◆ EXERCISE INSTRUCTIONS
Counting only lines that hold "Normal", give the total and nothing more.

◆ DATA FOR THIS TASK
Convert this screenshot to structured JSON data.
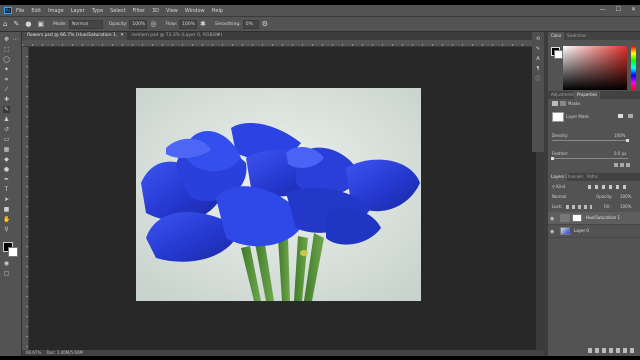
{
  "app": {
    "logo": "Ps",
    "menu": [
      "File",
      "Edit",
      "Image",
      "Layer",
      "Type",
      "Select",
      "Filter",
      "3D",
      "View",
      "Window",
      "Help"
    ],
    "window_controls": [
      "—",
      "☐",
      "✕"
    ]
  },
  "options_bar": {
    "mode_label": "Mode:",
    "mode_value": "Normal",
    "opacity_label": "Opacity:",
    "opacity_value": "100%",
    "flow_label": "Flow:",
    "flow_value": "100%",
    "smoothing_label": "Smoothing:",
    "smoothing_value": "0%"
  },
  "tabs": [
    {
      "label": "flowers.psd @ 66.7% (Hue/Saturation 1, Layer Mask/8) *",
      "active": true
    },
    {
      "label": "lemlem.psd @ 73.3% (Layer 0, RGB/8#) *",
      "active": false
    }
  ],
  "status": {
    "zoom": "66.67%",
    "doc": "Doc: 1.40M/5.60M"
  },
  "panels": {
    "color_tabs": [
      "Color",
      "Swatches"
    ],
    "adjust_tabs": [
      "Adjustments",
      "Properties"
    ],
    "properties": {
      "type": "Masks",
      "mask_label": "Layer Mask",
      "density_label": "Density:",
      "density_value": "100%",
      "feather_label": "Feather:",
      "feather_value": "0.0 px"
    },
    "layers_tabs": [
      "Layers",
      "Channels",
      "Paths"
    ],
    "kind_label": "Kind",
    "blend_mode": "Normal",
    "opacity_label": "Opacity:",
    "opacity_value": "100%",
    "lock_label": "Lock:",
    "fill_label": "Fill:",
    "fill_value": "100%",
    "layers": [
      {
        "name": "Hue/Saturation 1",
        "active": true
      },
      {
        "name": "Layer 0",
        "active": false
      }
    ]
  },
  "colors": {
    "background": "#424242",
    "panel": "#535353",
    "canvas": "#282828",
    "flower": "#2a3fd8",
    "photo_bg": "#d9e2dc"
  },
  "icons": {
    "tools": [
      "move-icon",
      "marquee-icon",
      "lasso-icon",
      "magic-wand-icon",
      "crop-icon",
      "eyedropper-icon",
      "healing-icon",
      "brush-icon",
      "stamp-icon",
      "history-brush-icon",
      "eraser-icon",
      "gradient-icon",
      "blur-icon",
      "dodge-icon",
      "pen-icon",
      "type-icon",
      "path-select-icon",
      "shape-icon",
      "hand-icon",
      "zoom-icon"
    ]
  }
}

--

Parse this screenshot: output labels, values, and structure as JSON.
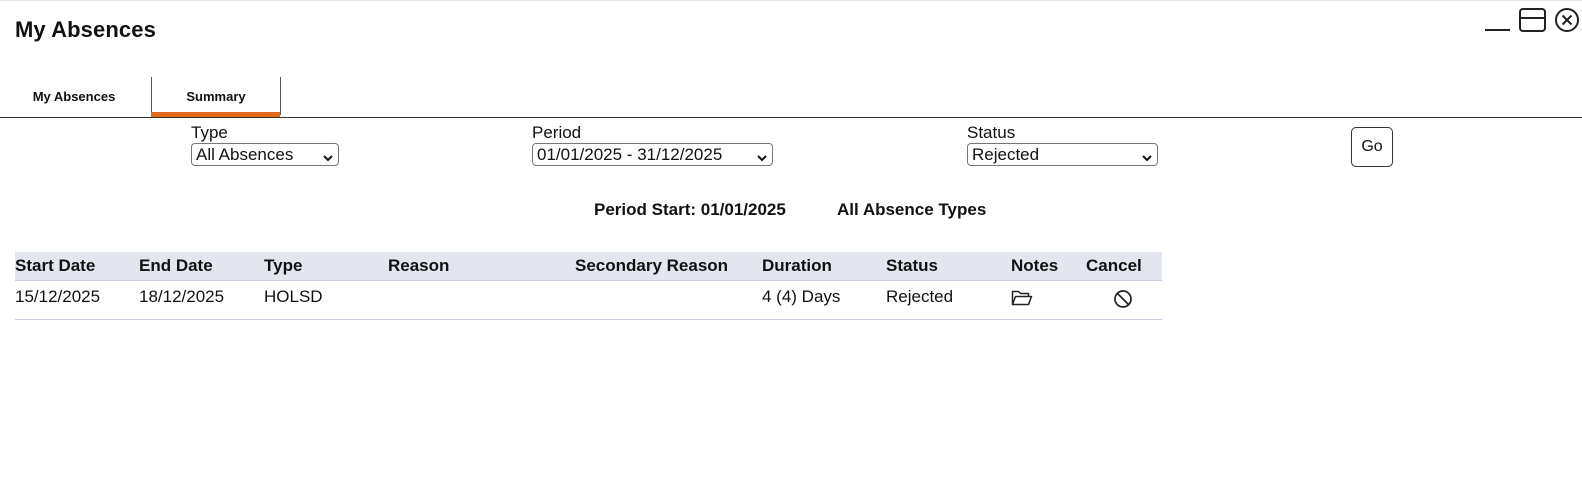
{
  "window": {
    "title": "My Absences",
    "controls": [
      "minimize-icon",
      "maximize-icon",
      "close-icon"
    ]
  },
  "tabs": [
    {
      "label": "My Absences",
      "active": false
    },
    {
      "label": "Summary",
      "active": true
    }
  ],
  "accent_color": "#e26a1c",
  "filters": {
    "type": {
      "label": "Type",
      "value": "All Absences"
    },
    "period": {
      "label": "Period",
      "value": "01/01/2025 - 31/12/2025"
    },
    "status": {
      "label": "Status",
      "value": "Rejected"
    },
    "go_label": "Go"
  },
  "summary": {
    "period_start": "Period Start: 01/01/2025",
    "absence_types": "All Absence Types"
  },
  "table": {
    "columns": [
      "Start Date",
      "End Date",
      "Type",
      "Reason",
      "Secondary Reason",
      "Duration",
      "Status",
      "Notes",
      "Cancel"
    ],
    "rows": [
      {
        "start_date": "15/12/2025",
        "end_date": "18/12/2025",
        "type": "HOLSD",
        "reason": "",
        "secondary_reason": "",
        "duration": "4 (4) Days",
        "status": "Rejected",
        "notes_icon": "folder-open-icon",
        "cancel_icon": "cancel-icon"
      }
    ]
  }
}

==

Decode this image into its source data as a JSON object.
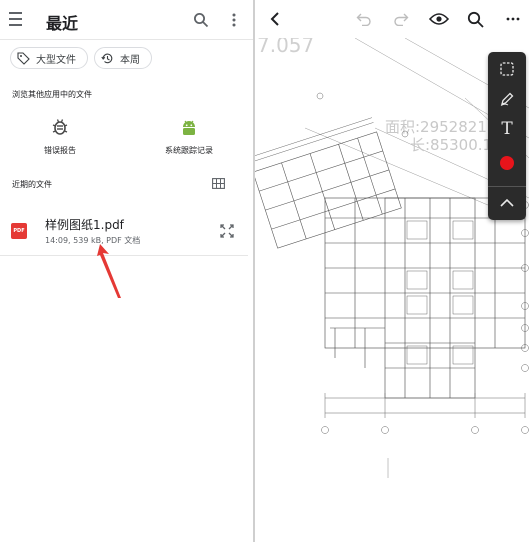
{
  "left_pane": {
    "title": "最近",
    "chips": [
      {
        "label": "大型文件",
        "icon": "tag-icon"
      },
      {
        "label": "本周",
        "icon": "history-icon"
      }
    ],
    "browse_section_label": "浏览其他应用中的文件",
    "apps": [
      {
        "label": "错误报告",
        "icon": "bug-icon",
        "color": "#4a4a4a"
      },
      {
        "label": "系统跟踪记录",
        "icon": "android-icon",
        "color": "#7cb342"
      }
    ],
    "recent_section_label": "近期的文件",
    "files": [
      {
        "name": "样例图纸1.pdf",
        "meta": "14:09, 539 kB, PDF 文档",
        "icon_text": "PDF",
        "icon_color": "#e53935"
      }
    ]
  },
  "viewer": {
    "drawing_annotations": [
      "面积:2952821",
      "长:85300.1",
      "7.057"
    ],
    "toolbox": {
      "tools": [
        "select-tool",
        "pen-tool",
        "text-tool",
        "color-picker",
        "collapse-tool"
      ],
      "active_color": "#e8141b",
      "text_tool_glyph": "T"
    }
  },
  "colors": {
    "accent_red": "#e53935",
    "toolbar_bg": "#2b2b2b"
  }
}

◆ PROBLEM SOLUTION
2